### EXERCISE
Copy every line from the data below in which the string "direction" can be found.

### DATA SUPPLIED
◆ ◆ ◆ ◆

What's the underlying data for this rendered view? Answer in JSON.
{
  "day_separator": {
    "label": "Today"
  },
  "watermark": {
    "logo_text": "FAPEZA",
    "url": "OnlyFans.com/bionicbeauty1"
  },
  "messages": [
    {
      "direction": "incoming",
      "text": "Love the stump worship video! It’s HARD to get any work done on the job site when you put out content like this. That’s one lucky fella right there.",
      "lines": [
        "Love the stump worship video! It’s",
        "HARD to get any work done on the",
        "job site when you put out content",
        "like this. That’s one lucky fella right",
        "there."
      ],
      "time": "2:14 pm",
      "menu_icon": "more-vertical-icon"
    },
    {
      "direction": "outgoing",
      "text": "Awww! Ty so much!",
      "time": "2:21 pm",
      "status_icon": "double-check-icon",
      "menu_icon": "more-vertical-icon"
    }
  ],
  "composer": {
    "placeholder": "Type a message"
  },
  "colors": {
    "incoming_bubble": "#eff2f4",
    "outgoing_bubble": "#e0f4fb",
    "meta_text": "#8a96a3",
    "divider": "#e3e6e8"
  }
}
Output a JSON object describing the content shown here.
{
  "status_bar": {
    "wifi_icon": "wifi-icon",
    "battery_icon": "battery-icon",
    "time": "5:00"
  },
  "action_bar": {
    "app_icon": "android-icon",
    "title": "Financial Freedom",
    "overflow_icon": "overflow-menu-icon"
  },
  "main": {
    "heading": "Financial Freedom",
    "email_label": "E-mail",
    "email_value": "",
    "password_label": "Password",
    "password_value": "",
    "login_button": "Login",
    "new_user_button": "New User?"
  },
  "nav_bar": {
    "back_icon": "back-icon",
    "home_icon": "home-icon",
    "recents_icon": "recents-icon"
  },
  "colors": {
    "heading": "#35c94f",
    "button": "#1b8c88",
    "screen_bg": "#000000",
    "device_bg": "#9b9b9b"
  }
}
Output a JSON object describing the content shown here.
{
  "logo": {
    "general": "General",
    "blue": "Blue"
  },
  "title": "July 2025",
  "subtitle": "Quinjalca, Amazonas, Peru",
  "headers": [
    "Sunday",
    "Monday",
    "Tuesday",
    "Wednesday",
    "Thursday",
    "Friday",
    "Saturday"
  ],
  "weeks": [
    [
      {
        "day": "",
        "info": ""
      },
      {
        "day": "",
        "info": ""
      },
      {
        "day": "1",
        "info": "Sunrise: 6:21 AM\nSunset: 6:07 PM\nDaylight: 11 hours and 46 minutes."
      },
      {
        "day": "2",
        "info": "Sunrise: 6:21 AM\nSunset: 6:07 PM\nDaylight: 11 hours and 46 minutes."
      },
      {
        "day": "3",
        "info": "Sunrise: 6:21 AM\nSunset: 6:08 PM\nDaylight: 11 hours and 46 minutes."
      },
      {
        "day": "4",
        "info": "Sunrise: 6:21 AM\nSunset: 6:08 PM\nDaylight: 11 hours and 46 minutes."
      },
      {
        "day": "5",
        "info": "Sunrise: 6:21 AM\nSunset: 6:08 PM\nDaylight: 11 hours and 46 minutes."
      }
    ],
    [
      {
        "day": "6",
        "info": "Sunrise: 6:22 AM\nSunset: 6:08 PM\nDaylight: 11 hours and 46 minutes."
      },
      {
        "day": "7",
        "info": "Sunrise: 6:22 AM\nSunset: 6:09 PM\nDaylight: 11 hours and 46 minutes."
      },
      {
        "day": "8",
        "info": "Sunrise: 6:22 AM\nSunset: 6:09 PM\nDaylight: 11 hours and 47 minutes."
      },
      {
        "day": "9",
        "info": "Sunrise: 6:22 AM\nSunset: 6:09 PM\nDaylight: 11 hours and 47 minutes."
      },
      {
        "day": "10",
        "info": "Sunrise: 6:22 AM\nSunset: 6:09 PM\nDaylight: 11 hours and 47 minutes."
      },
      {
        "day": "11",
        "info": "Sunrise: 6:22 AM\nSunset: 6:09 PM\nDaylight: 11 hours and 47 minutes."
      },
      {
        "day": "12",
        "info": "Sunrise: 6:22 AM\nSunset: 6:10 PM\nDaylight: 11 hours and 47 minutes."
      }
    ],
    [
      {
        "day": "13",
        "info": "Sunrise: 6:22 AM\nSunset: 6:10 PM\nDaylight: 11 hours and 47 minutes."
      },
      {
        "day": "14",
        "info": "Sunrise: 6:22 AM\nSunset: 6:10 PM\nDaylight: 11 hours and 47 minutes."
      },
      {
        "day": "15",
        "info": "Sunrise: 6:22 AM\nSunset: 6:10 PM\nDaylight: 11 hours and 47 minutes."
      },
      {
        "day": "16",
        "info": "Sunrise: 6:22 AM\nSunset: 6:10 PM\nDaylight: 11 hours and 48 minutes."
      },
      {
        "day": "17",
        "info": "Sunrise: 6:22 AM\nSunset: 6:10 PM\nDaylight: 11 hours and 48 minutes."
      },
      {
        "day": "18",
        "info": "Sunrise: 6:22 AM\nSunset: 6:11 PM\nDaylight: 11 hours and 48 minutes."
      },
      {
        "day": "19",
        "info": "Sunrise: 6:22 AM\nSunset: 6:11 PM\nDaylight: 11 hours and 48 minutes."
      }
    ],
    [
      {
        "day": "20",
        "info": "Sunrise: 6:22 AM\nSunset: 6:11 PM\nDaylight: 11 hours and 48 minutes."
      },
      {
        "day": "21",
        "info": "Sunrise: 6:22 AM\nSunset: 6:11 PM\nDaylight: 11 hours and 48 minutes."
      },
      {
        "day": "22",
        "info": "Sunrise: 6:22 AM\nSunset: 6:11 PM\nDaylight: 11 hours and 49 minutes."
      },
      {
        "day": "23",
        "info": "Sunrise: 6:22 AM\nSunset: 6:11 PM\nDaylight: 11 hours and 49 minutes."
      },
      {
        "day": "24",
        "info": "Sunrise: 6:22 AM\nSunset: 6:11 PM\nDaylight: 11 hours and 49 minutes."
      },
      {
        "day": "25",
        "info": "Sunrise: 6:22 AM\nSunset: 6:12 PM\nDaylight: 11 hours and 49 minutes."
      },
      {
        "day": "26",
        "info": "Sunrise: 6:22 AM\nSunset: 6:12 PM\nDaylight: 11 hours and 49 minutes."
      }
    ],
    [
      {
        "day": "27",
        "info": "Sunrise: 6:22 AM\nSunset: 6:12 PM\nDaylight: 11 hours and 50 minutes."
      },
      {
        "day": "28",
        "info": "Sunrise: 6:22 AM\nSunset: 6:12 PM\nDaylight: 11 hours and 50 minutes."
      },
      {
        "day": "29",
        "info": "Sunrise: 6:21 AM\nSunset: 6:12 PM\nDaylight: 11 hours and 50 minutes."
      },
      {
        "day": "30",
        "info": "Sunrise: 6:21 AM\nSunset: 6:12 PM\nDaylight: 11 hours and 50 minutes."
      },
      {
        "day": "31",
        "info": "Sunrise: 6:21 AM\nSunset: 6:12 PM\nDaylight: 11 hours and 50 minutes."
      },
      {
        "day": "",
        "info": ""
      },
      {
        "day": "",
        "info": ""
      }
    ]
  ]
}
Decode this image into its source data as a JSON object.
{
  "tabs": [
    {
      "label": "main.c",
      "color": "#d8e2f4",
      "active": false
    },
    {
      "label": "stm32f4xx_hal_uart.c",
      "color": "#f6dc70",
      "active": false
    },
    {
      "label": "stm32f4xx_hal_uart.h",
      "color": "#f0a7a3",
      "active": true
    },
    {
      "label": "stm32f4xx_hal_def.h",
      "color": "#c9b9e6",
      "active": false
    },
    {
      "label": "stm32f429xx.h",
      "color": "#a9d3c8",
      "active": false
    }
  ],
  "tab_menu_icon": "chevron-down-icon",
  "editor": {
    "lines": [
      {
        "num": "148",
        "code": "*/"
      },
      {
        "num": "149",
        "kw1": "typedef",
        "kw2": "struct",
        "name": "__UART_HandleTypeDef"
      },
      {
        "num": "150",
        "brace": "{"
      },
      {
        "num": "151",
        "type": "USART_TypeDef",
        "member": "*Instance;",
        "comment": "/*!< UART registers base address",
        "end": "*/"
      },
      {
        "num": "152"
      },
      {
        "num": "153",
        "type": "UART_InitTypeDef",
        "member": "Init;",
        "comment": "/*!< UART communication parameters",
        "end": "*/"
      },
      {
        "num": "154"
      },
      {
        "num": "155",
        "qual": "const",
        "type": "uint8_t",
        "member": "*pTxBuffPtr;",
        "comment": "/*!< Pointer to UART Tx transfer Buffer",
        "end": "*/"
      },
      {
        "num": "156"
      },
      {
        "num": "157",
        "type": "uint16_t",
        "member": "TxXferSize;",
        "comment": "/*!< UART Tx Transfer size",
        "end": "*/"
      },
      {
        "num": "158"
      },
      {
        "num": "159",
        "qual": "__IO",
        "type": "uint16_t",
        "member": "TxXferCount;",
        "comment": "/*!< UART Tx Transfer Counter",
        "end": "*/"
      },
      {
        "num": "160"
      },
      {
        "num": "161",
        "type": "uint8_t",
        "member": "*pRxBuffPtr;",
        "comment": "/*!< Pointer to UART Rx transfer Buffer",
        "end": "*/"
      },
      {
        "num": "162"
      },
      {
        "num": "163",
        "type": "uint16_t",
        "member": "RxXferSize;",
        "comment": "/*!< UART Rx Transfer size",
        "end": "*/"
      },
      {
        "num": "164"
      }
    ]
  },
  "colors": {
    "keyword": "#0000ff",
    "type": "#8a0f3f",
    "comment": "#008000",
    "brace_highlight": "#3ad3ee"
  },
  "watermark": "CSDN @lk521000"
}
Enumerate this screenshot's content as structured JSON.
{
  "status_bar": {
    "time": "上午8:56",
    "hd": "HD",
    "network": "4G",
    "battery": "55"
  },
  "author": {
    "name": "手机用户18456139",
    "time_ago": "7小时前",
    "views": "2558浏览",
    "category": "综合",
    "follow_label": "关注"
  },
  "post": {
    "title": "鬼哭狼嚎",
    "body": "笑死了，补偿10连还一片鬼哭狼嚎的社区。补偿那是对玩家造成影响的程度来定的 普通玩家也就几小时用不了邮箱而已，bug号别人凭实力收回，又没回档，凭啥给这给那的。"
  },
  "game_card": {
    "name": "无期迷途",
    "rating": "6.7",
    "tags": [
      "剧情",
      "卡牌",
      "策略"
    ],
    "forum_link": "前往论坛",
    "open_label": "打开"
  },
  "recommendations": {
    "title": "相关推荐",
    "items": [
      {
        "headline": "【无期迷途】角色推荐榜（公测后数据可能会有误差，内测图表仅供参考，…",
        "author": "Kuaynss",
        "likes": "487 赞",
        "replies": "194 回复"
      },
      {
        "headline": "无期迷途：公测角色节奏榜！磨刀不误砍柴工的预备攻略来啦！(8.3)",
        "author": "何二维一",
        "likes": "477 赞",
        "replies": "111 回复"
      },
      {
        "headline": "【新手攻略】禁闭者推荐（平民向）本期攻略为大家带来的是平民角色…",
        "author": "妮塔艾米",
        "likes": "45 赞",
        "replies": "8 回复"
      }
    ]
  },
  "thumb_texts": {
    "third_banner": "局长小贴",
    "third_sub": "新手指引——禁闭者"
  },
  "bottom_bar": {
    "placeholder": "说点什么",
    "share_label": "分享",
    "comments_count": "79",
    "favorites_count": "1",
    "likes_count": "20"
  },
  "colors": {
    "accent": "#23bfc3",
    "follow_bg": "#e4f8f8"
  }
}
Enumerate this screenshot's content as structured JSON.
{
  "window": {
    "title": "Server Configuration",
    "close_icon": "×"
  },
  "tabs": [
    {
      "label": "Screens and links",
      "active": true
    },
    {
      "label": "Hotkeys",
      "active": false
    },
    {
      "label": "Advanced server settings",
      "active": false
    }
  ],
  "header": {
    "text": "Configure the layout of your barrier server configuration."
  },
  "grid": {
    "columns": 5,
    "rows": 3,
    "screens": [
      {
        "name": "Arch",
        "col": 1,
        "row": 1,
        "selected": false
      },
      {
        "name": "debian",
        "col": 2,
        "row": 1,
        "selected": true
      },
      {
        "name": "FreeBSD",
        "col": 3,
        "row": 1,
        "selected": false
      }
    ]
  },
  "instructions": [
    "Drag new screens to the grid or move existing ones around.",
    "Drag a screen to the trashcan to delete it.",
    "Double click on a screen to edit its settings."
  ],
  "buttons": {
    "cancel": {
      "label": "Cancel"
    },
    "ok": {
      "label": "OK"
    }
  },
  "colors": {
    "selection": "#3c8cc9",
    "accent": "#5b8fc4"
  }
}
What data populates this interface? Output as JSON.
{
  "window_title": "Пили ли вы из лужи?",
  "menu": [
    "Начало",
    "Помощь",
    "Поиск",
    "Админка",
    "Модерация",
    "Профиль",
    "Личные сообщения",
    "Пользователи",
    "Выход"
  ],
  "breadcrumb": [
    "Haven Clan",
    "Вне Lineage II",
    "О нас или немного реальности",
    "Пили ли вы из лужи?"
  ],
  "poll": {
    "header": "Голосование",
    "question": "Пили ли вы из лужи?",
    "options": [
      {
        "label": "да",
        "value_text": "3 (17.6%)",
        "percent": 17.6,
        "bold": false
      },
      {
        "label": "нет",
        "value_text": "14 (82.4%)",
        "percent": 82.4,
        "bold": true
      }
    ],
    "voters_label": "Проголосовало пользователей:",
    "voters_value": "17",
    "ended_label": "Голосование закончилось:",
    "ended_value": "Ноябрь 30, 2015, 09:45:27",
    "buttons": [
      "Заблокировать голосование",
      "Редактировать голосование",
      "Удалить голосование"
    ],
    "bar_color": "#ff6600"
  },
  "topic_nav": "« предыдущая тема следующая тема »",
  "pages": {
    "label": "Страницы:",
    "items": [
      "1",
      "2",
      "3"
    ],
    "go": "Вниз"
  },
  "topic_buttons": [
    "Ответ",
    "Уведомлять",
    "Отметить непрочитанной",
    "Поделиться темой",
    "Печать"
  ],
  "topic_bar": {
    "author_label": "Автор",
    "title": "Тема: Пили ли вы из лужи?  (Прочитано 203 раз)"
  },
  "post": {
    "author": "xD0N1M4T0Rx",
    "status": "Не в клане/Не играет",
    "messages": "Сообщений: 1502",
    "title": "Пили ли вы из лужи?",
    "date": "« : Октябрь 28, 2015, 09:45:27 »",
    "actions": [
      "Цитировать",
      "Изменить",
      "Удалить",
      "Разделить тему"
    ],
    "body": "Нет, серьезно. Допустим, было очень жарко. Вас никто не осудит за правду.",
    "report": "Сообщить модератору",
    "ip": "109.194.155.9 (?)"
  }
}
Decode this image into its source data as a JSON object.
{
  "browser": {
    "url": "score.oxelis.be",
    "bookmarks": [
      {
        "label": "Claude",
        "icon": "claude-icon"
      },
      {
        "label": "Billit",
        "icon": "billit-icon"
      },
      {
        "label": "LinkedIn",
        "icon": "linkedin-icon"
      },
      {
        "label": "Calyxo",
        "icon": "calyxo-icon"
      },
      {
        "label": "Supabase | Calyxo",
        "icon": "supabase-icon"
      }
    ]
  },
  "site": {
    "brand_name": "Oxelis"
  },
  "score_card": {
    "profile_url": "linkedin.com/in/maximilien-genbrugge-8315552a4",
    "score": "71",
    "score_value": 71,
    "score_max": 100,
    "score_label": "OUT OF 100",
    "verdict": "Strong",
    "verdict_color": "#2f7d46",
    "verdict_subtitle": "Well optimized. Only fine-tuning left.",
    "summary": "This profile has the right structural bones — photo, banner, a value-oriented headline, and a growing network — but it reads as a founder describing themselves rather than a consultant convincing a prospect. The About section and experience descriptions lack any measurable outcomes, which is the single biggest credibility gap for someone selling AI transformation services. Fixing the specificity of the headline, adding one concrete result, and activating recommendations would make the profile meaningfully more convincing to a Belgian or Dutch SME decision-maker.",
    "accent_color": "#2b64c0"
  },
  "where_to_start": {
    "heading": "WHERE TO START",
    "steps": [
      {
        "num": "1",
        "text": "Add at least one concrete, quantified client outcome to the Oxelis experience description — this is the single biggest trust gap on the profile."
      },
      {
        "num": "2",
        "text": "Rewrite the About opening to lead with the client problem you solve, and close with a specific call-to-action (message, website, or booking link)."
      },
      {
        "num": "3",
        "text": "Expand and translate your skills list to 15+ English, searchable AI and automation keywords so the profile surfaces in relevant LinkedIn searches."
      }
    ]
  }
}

◆ ◆ ◆ ◆

### RESULT OF THIS EXERCISE
      "direction": "incoming",
      "direction": "outgoing",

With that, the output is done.